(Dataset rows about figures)
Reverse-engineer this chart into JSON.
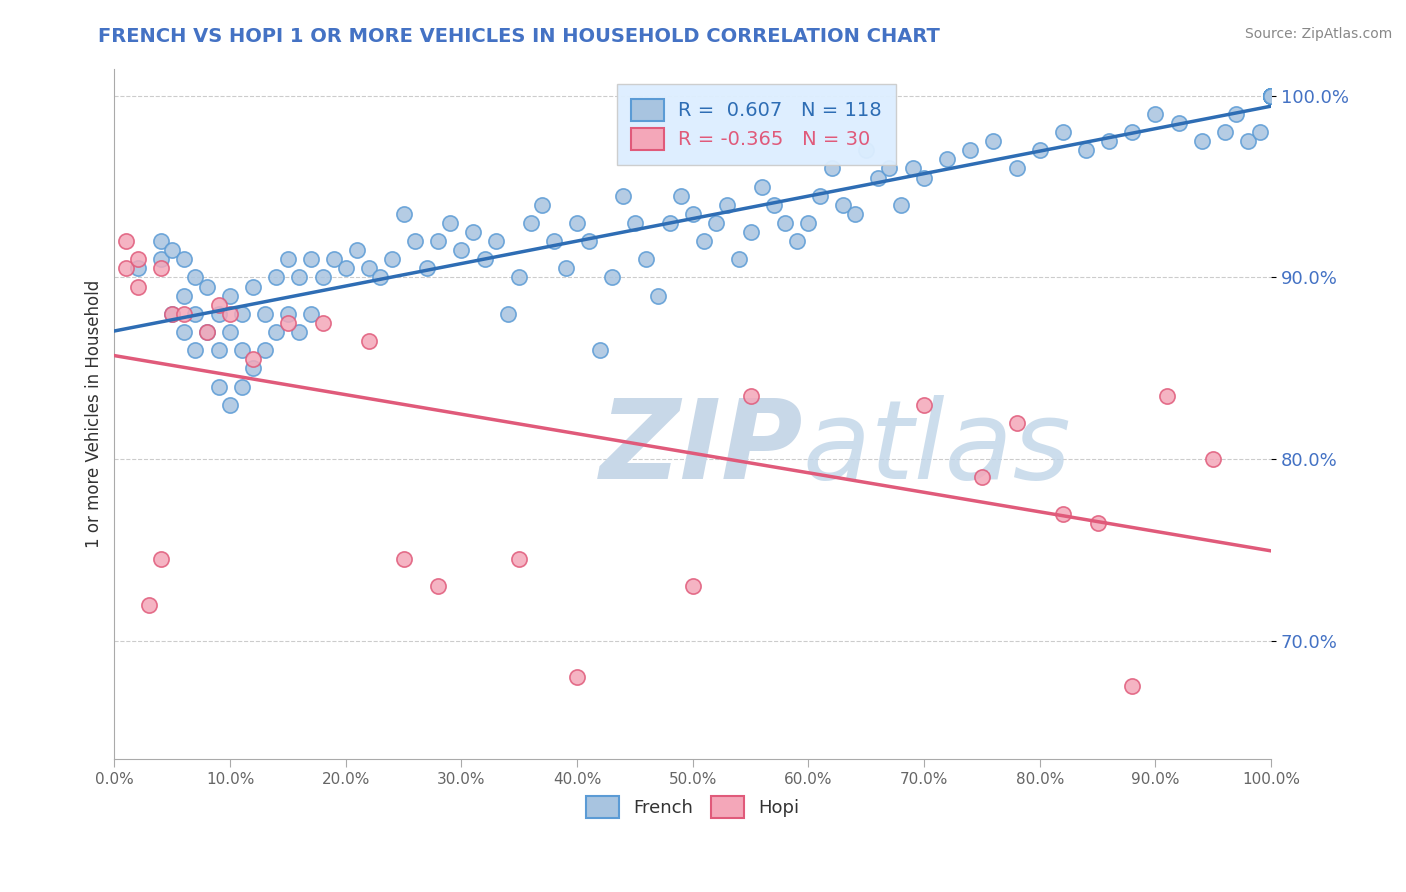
{
  "title": "FRENCH VS HOPI 1 OR MORE VEHICLES IN HOUSEHOLD CORRELATION CHART",
  "source": "Source: ZipAtlas.com",
  "ylabel": "1 or more Vehicles in Household",
  "ytick_labels": [
    "70.0%",
    "80.0%",
    "90.0%",
    "100.0%"
  ],
  "ytick_values": [
    0.7,
    0.8,
    0.9,
    1.0
  ],
  "xtick_labels": [
    "0.0%",
    "10.0%",
    "20.0%",
    "30.0%",
    "40.0%",
    "50.0%",
    "60.0%",
    "70.0%",
    "80.0%",
    "90.0%",
    "100.0%"
  ],
  "xtick_values": [
    0.0,
    0.1,
    0.2,
    0.3,
    0.4,
    0.5,
    0.6,
    0.7,
    0.8,
    0.9,
    1.0
  ],
  "xlim": [
    0.0,
    1.0
  ],
  "ylim": [
    0.635,
    1.015
  ],
  "french_R": 0.607,
  "french_N": 118,
  "hopi_R": -0.365,
  "hopi_N": 30,
  "french_color": "#a8c4e0",
  "french_edge_color": "#5b9bd5",
  "hopi_color": "#f4a7b9",
  "hopi_edge_color": "#e05a7a",
  "trend_french_color": "#2e6db4",
  "trend_hopi_color": "#e05a7a",
  "watermark_color": "#c8d8e8",
  "legend_box_color": "#ddeeff",
  "french_x": [
    0.02,
    0.04,
    0.04,
    0.05,
    0.05,
    0.06,
    0.06,
    0.06,
    0.07,
    0.07,
    0.07,
    0.08,
    0.08,
    0.09,
    0.09,
    0.09,
    0.1,
    0.1,
    0.1,
    0.11,
    0.11,
    0.11,
    0.12,
    0.12,
    0.13,
    0.13,
    0.14,
    0.14,
    0.15,
    0.15,
    0.16,
    0.16,
    0.17,
    0.17,
    0.18,
    0.19,
    0.2,
    0.21,
    0.22,
    0.23,
    0.24,
    0.25,
    0.26,
    0.27,
    0.28,
    0.29,
    0.3,
    0.31,
    0.32,
    0.33,
    0.34,
    0.35,
    0.36,
    0.37,
    0.38,
    0.39,
    0.4,
    0.41,
    0.42,
    0.43,
    0.44,
    0.45,
    0.46,
    0.47,
    0.48,
    0.49,
    0.5,
    0.51,
    0.52,
    0.53,
    0.54,
    0.55,
    0.56,
    0.57,
    0.58,
    0.59,
    0.6,
    0.61,
    0.62,
    0.63,
    0.64,
    0.65,
    0.66,
    0.67,
    0.68,
    0.69,
    0.7,
    0.72,
    0.74,
    0.76,
    0.78,
    0.8,
    0.82,
    0.84,
    0.86,
    0.88,
    0.9,
    0.92,
    0.94,
    0.96,
    0.97,
    0.98,
    0.99,
    1.0,
    1.0,
    1.0,
    1.0,
    1.0,
    1.0,
    1.0,
    1.0,
    1.0,
    1.0,
    1.0,
    1.0,
    1.0,
    1.0,
    1.0,
    1.0,
    1.0
  ],
  "french_y": [
    0.905,
    0.91,
    0.92,
    0.88,
    0.915,
    0.87,
    0.89,
    0.91,
    0.86,
    0.88,
    0.9,
    0.87,
    0.895,
    0.84,
    0.86,
    0.88,
    0.83,
    0.87,
    0.89,
    0.84,
    0.86,
    0.88,
    0.85,
    0.895,
    0.86,
    0.88,
    0.87,
    0.9,
    0.88,
    0.91,
    0.87,
    0.9,
    0.88,
    0.91,
    0.9,
    0.91,
    0.905,
    0.915,
    0.905,
    0.9,
    0.91,
    0.935,
    0.92,
    0.905,
    0.92,
    0.93,
    0.915,
    0.925,
    0.91,
    0.92,
    0.88,
    0.9,
    0.93,
    0.94,
    0.92,
    0.905,
    0.93,
    0.92,
    0.86,
    0.9,
    0.945,
    0.93,
    0.91,
    0.89,
    0.93,
    0.945,
    0.935,
    0.92,
    0.93,
    0.94,
    0.91,
    0.925,
    0.95,
    0.94,
    0.93,
    0.92,
    0.93,
    0.945,
    0.96,
    0.94,
    0.935,
    0.97,
    0.955,
    0.96,
    0.94,
    0.96,
    0.955,
    0.965,
    0.97,
    0.975,
    0.96,
    0.97,
    0.98,
    0.97,
    0.975,
    0.98,
    0.99,
    0.985,
    0.975,
    0.98,
    0.99,
    0.975,
    0.98,
    1.0,
    1.0,
    1.0,
    1.0,
    1.0,
    1.0,
    1.0,
    1.0,
    1.0,
    1.0,
    1.0,
    1.0,
    1.0,
    1.0,
    1.0,
    1.0,
    1.0
  ],
  "hopi_x": [
    0.01,
    0.01,
    0.02,
    0.02,
    0.03,
    0.04,
    0.04,
    0.05,
    0.06,
    0.08,
    0.09,
    0.1,
    0.12,
    0.15,
    0.18,
    0.22,
    0.25,
    0.28,
    0.35,
    0.4,
    0.5,
    0.55,
    0.7,
    0.75,
    0.78,
    0.82,
    0.85,
    0.88,
    0.91,
    0.95
  ],
  "hopi_y": [
    0.905,
    0.92,
    0.895,
    0.91,
    0.72,
    0.745,
    0.905,
    0.88,
    0.88,
    0.87,
    0.885,
    0.88,
    0.855,
    0.875,
    0.875,
    0.865,
    0.745,
    0.73,
    0.745,
    0.68,
    0.73,
    0.835,
    0.83,
    0.79,
    0.82,
    0.77,
    0.765,
    0.675,
    0.835,
    0.8
  ],
  "background_color": "#ffffff",
  "grid_color": "#cccccc",
  "dot_size": 120
}
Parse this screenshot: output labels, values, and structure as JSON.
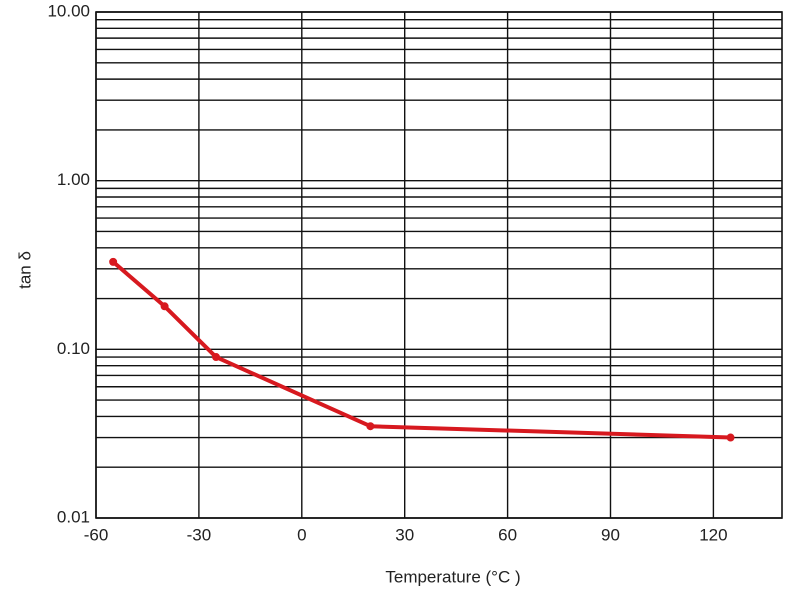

Written task:
Transcribe every entry word for word, but skip the pictures.

Written answer:
Reverse-engineer this chart into JSON.
{
  "title": "FRENCH VS HOPI 1 OR MORE VEHICLES IN HOUSEHOLD CORRELATION CHART",
  "source": "Source: ZipAtlas.com",
  "ylabel": "1 or more Vehicles in Household",
  "ytick_labels": [
    "70.0%",
    "80.0%",
    "90.0%",
    "100.0%"
  ],
  "ytick_values": [
    0.7,
    0.8,
    0.9,
    1.0
  ],
  "xtick_labels": [
    "0.0%",
    "10.0%",
    "20.0%",
    "30.0%",
    "40.0%",
    "50.0%",
    "60.0%",
    "70.0%",
    "80.0%",
    "90.0%",
    "100.0%"
  ],
  "xtick_values": [
    0.0,
    0.1,
    0.2,
    0.3,
    0.4,
    0.5,
    0.6,
    0.7,
    0.8,
    0.9,
    1.0
  ],
  "xlim": [
    0.0,
    1.0
  ],
  "ylim": [
    0.635,
    1.015
  ],
  "french_R": 0.607,
  "french_N": 118,
  "hopi_R": -0.365,
  "hopi_N": 30,
  "french_color": "#a8c4e0",
  "french_edge_color": "#5b9bd5",
  "hopi_color": "#f4a7b9",
  "hopi_edge_color": "#e05a7a",
  "trend_french_color": "#2e6db4",
  "trend_hopi_color": "#e05a7a",
  "watermark_color": "#c8d8e8",
  "legend_box_color": "#ddeeff",
  "french_x": [
    0.02,
    0.04,
    0.04,
    0.05,
    0.05,
    0.06,
    0.06,
    0.06,
    0.07,
    0.07,
    0.07,
    0.08,
    0.08,
    0.09,
    0.09,
    0.09,
    0.1,
    0.1,
    0.1,
    0.11,
    0.11,
    0.11,
    0.12,
    0.12,
    0.13,
    0.13,
    0.14,
    0.14,
    0.15,
    0.15,
    0.16,
    0.16,
    0.17,
    0.17,
    0.18,
    0.19,
    0.2,
    0.21,
    0.22,
    0.23,
    0.24,
    0.25,
    0.26,
    0.27,
    0.28,
    0.29,
    0.3,
    0.31,
    0.32,
    0.33,
    0.34,
    0.35,
    0.36,
    0.37,
    0.38,
    0.39,
    0.4,
    0.41,
    0.42,
    0.43,
    0.44,
    0.45,
    0.46,
    0.47,
    0.48,
    0.49,
    0.5,
    0.51,
    0.52,
    0.53,
    0.54,
    0.55,
    0.56,
    0.57,
    0.58,
    0.59,
    0.6,
    0.61,
    0.62,
    0.63,
    0.64,
    0.65,
    0.66,
    0.67,
    0.68,
    0.69,
    0.7,
    0.72,
    0.74,
    0.76,
    0.78,
    0.8,
    0.82,
    0.84,
    0.86,
    0.88,
    0.9,
    0.92,
    0.94,
    0.96,
    0.97,
    0.98,
    0.99,
    1.0,
    1.0,
    1.0,
    1.0,
    1.0,
    1.0,
    1.0,
    1.0,
    1.0,
    1.0,
    1.0,
    1.0,
    1.0,
    1.0,
    1.0,
    1.0,
    1.0
  ],
  "french_y": [
    0.905,
    0.91,
    0.92,
    0.88,
    0.915,
    0.87,
    0.89,
    0.91,
    0.86,
    0.88,
    0.9,
    0.87,
    0.895,
    0.84,
    0.86,
    0.88,
    0.83,
    0.87,
    0.89,
    0.84,
    0.86,
    0.88,
    0.85,
    0.895,
    0.86,
    0.88,
    0.87,
    0.9,
    0.88,
    0.91,
    0.87,
    0.9,
    0.88,
    0.91,
    0.9,
    0.91,
    0.905,
    0.915,
    0.905,
    0.9,
    0.91,
    0.935,
    0.92,
    0.905,
    0.92,
    0.93,
    0.915,
    0.925,
    0.91,
    0.92,
    0.88,
    0.9,
    0.93,
    0.94,
    0.92,
    0.905,
    0.93,
    0.92,
    0.86,
    0.9,
    0.945,
    0.93,
    0.91,
    0.89,
    0.93,
    0.945,
    0.935,
    0.92,
    0.93,
    0.94,
    0.91,
    0.925,
    0.95,
    0.94,
    0.93,
    0.92,
    0.93,
    0.945,
    0.96,
    0.94,
    0.935,
    0.97,
    0.955,
    0.96,
    0.94,
    0.96,
    0.955,
    0.965,
    0.97,
    0.975,
    0.96,
    0.97,
    0.98,
    0.97,
    0.975,
    0.98,
    0.99,
    0.985,
    0.975,
    0.98,
    0.99,
    0.975,
    0.98,
    1.0,
    1.0,
    1.0,
    1.0,
    1.0,
    1.0,
    1.0,
    1.0,
    1.0,
    1.0,
    1.0,
    1.0,
    1.0,
    1.0,
    1.0,
    1.0,
    1.0
  ],
  "hopi_x": [
    0.01,
    0.01,
    0.02,
    0.02,
    0.03,
    0.04,
    0.04,
    0.05,
    0.06,
    0.08,
    0.09,
    0.1,
    0.12,
    0.15,
    0.18,
    0.22,
    0.25,
    0.28,
    0.35,
    0.4,
    0.5,
    0.55,
    0.7,
    0.75,
    0.78,
    0.82,
    0.85,
    0.88,
    0.91,
    0.95
  ],
  "hopi_y": [
    0.905,
    0.92,
    0.895,
    0.91,
    0.72,
    0.745,
    0.905,
    0.88,
    0.88,
    0.87,
    0.885,
    0.88,
    0.855,
    0.875,
    0.875,
    0.865,
    0.745,
    0.73,
    0.745,
    0.68,
    0.73,
    0.835,
    0.83,
    0.79,
    0.82,
    0.77,
    0.765,
    0.675,
    0.835,
    0.8
  ],
  "background_color": "#ffffff",
  "grid_color": "#cccccc",
  "dot_size": 120
}
Parse this screenshot: output labels, values, and structure as JSON.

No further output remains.